▶ [Your instructions]
The records below must be retyped exactly.

Figure record extracts:
- - - -

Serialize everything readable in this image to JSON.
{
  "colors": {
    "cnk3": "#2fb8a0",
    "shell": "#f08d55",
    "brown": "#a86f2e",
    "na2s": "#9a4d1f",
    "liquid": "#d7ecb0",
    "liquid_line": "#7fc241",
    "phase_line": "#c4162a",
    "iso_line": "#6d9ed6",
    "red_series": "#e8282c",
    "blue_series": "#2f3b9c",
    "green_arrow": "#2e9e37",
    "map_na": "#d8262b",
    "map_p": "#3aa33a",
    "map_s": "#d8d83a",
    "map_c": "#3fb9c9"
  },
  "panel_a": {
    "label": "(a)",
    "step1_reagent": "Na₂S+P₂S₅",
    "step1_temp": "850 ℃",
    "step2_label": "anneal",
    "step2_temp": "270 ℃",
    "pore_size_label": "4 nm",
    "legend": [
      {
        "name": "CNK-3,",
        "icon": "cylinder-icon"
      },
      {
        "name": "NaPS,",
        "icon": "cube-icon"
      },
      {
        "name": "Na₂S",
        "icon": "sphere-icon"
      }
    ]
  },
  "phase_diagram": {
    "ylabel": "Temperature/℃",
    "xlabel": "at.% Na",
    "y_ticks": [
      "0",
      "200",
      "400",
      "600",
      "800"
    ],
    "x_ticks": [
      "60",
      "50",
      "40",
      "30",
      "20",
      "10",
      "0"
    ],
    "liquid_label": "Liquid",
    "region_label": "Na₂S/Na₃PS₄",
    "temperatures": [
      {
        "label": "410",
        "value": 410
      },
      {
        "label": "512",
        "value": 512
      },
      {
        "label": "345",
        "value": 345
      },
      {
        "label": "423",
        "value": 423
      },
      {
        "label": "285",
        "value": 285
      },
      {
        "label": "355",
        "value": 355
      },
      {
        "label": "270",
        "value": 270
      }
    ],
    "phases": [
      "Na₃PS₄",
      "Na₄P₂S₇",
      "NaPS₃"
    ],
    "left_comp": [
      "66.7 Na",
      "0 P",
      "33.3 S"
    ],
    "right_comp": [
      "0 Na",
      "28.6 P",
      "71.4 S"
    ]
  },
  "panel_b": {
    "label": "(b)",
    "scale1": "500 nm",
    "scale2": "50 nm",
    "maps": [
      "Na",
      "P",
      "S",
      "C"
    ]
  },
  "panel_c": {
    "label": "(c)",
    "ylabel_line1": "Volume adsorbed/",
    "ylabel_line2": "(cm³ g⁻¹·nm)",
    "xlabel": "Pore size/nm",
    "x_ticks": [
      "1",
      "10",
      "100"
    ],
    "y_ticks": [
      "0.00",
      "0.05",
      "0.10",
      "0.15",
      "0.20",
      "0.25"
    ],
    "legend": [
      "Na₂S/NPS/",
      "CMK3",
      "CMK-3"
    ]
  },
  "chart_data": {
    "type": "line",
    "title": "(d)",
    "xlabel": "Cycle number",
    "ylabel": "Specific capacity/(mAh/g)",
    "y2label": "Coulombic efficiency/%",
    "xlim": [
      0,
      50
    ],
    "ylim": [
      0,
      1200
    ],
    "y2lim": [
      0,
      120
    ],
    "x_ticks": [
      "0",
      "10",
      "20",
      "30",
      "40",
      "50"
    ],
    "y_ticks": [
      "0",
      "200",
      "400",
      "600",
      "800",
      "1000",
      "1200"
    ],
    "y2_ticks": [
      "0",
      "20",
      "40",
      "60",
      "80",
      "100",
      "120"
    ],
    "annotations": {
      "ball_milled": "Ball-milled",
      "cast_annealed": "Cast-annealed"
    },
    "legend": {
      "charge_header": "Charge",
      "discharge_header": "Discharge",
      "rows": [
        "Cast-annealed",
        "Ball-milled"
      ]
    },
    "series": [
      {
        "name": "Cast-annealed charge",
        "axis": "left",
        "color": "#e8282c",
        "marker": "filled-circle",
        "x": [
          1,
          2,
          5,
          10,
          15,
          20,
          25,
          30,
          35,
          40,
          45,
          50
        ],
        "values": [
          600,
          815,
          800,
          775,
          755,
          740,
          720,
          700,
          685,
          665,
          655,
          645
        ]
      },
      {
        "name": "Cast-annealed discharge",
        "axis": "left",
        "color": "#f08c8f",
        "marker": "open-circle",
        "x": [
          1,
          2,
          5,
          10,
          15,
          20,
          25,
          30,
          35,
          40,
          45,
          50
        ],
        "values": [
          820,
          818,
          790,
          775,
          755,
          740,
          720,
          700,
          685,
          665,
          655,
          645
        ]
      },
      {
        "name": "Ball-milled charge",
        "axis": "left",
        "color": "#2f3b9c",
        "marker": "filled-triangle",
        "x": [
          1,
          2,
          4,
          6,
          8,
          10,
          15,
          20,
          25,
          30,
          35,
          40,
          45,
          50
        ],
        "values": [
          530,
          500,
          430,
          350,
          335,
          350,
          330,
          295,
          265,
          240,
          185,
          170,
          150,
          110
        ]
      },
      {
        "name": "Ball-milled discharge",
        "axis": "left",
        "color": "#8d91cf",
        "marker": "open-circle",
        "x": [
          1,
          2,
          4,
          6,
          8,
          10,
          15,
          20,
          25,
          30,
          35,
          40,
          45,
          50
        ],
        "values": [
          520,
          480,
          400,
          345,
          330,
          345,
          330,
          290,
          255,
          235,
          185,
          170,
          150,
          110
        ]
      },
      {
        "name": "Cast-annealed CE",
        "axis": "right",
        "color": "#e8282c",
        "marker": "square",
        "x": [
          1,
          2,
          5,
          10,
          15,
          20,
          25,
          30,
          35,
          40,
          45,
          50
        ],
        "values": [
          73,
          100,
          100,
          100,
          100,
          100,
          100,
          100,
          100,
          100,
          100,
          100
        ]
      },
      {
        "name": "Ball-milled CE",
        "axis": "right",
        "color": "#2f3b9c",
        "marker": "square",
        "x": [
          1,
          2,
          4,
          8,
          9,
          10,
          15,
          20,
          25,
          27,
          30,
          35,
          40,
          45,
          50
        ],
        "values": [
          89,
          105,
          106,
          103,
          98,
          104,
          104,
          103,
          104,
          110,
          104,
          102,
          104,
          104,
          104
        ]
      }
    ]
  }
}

- - - -

▶ [Answer to the exercise]
Serialize everything readable in this image to JSON.
{
  "colors": {
    "cnk3": "#2fb8a0",
    "shell": "#f08d55",
    "brown": "#a86f2e",
    "na2s": "#9a4d1f",
    "liquid": "#d7ecb0",
    "liquid_line": "#7fc241",
    "phase_line": "#c4162a",
    "iso_line": "#6d9ed6",
    "red_series": "#e8282c",
    "blue_series": "#2f3b9c",
    "green_arrow": "#2e9e37",
    "map_na": "#d8262b",
    "map_p": "#3aa33a",
    "map_s": "#d8d83a",
    "map_c": "#3fb9c9"
  },
  "panel_a": {
    "label": "(a)",
    "step1_reagent": "Na₂S+P₂S₅",
    "step1_temp": "850 ℃",
    "step2_label": "anneal",
    "step2_temp": "270 ℃",
    "pore_size_label": "4 nm",
    "legend": [
      {
        "name": "CNK-3,",
        "icon": "cylinder-icon"
      },
      {
        "name": "NaPS,",
        "icon": "cube-icon"
      },
      {
        "name": "Na₂S",
        "icon": "sphere-icon"
      }
    ]
  },
  "phase_diagram": {
    "ylabel": "Temperature/℃",
    "xlabel": "at.% Na",
    "y_ticks": [
      "0",
      "200",
      "400",
      "600",
      "800"
    ],
    "x_ticks": [
      "60",
      "50",
      "40",
      "30",
      "20",
      "10",
      "0"
    ],
    "liquid_label": "Liquid",
    "region_label": "Na₂S/Na₃PS₄",
    "temperatures": [
      {
        "label": "410",
        "value": 410
      },
      {
        "label": "512",
        "value": 512
      },
      {
        "label": "345",
        "value": 345
      },
      {
        "label": "423",
        "value": 423
      },
      {
        "label": "285",
        "value": 285
      },
      {
        "label": "355",
        "value": 355
      },
      {
        "label": "270",
        "value": 270
      }
    ],
    "phases": [
      "Na₃PS₄",
      "Na₄P₂S₇",
      "NaPS₃"
    ],
    "left_comp": [
      "66.7 Na",
      "0 P",
      "33.3 S"
    ],
    "right_comp": [
      "0 Na",
      "28.6 P",
      "71.4 S"
    ]
  },
  "panel_b": {
    "label": "(b)",
    "scale1": "500 nm",
    "scale2": "50 nm",
    "maps": [
      "Na",
      "P",
      "S",
      "C"
    ]
  },
  "panel_c": {
    "label": "(c)",
    "ylabel_line1": "Volume adsorbed/",
    "ylabel_line2": "(cm³ g⁻¹·nm)",
    "xlabel": "Pore size/nm",
    "x_ticks": [
      "1",
      "10",
      "100"
    ],
    "y_ticks": [
      "0.00",
      "0.05",
      "0.10",
      "0.15",
      "0.20",
      "0.25"
    ],
    "legend": [
      "Na₂S/NPS/",
      "CMK3",
      "CMK-3"
    ]
  },
  "chart_data": {
    "type": "line",
    "title": "(d)",
    "xlabel": "Cycle number",
    "ylabel": "Specific capacity/(mAh/g)",
    "y2label": "Coulombic efficiency/%",
    "xlim": [
      0,
      50
    ],
    "ylim": [
      0,
      1200
    ],
    "y2lim": [
      0,
      120
    ],
    "x_ticks": [
      "0",
      "10",
      "20",
      "30",
      "40",
      "50"
    ],
    "y_ticks": [
      "0",
      "200",
      "400",
      "600",
      "800",
      "1000",
      "1200"
    ],
    "y2_ticks": [
      "0",
      "20",
      "40",
      "60",
      "80",
      "100",
      "120"
    ],
    "annotations": {
      "ball_milled": "Ball-milled",
      "cast_annealed": "Cast-annealed"
    },
    "legend": {
      "charge_header": "Charge",
      "discharge_header": "Discharge",
      "rows": [
        "Cast-annealed",
        "Ball-milled"
      ]
    },
    "series": [
      {
        "name": "Cast-annealed charge",
        "axis": "left",
        "color": "#e8282c",
        "marker": "filled-circle",
        "x": [
          1,
          2,
          5,
          10,
          15,
          20,
          25,
          30,
          35,
          40,
          45,
          50
        ],
        "values": [
          600,
          815,
          800,
          775,
          755,
          740,
          720,
          700,
          685,
          665,
          655,
          645
        ]
      },
      {
        "name": "Cast-annealed discharge",
        "axis": "left",
        "color": "#f08c8f",
        "marker": "open-circle",
        "x": [
          1,
          2,
          5,
          10,
          15,
          20,
          25,
          30,
          35,
          40,
          45,
          50
        ],
        "values": [
          820,
          818,
          790,
          775,
          755,
          740,
          720,
          700,
          685,
          665,
          655,
          645
        ]
      },
      {
        "name": "Ball-milled charge",
        "axis": "left",
        "color": "#2f3b9c",
        "marker": "filled-triangle",
        "x": [
          1,
          2,
          4,
          6,
          8,
          10,
          15,
          20,
          25,
          30,
          35,
          40,
          45,
          50
        ],
        "values": [
          530,
          500,
          430,
          350,
          335,
          350,
          330,
          295,
          265,
          240,
          185,
          170,
          150,
          110
        ]
      },
      {
        "name": "Ball-milled discharge",
        "axis": "left",
        "color": "#8d91cf",
        "marker": "open-circle",
        "x": [
          1,
          2,
          4,
          6,
          8,
          10,
          15,
          20,
          25,
          30,
          35,
          40,
          45,
          50
        ],
        "values": [
          520,
          480,
          400,
          345,
          330,
          345,
          330,
          290,
          255,
          235,
          185,
          170,
          150,
          110
        ]
      },
      {
        "name": "Cast-annealed CE",
        "axis": "right",
        "color": "#e8282c",
        "marker": "square",
        "x": [
          1,
          2,
          5,
          10,
          15,
          20,
          25,
          30,
          35,
          40,
          45,
          50
        ],
        "values": [
          73,
          100,
          100,
          100,
          100,
          100,
          100,
          100,
          100,
          100,
          100,
          100
        ]
      },
      {
        "name": "Ball-milled CE",
        "axis": "right",
        "color": "#2f3b9c",
        "marker": "square",
        "x": [
          1,
          2,
          4,
          8,
          9,
          10,
          15,
          20,
          25,
          27,
          30,
          35,
          40,
          45,
          50
        ],
        "values": [
          89,
          105,
          106,
          103,
          98,
          104,
          104,
          103,
          104,
          110,
          104,
          102,
          104,
          104,
          104
        ]
      }
    ]
  }
}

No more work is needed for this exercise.